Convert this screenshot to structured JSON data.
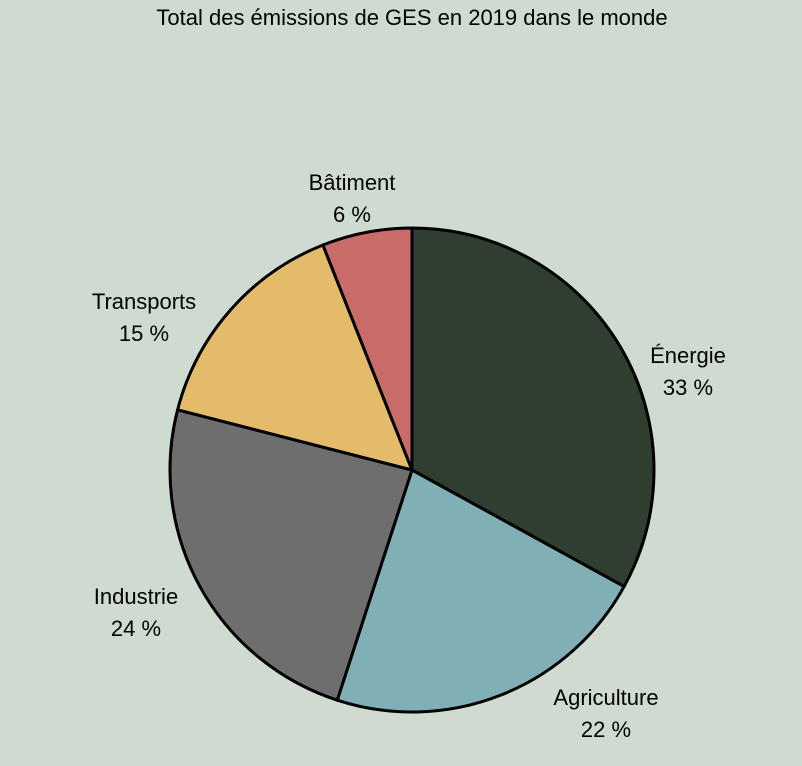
{
  "chart_data": {
    "type": "pie",
    "title": "Total des émissions de GES en 2019 dans le monde",
    "slices": [
      {
        "label": "Énergie",
        "value": 33,
        "value_label": "33 %",
        "color": "#2f3e30"
      },
      {
        "label": "Agriculture",
        "value": 22,
        "value_label": "22 %",
        "color": "#80b0b5"
      },
      {
        "label": "Industrie",
        "value": 24,
        "value_label": "24 %",
        "color": "#6e6e6e"
      },
      {
        "label": "Transports",
        "value": 15,
        "value_label": "15 %",
        "color": "#e4ba6b"
      },
      {
        "label": "Bâtiment",
        "value": 6,
        "value_label": "6 %",
        "color": "#c96b68"
      }
    ],
    "start_angle": "top",
    "direction": "clockwise",
    "legend": "none",
    "background_color": "#cfdbd0",
    "stroke_color": "#000000"
  }
}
•••
**WHAT TO DO:**
Do not copy the pictures, but repeat every line exactly.

**OUTPUT FOR THIS TASK:**
Convert this screenshot to structured JSON data.
{
  "chart_data": {
    "type": "pie",
    "title": "Total des émissions de GES en 2019 dans le monde",
    "slices": [
      {
        "label": "Énergie",
        "value": 33,
        "value_label": "33 %",
        "color": "#2f3e30"
      },
      {
        "label": "Agriculture",
        "value": 22,
        "value_label": "22 %",
        "color": "#80b0b5"
      },
      {
        "label": "Industrie",
        "value": 24,
        "value_label": "24 %",
        "color": "#6e6e6e"
      },
      {
        "label": "Transports",
        "value": 15,
        "value_label": "15 %",
        "color": "#e4ba6b"
      },
      {
        "label": "Bâtiment",
        "value": 6,
        "value_label": "6 %",
        "color": "#c96b68"
      }
    ],
    "start_angle": "top",
    "direction": "clockwise",
    "legend": "none",
    "background_color": "#cfdbd0",
    "stroke_color": "#000000"
  }
}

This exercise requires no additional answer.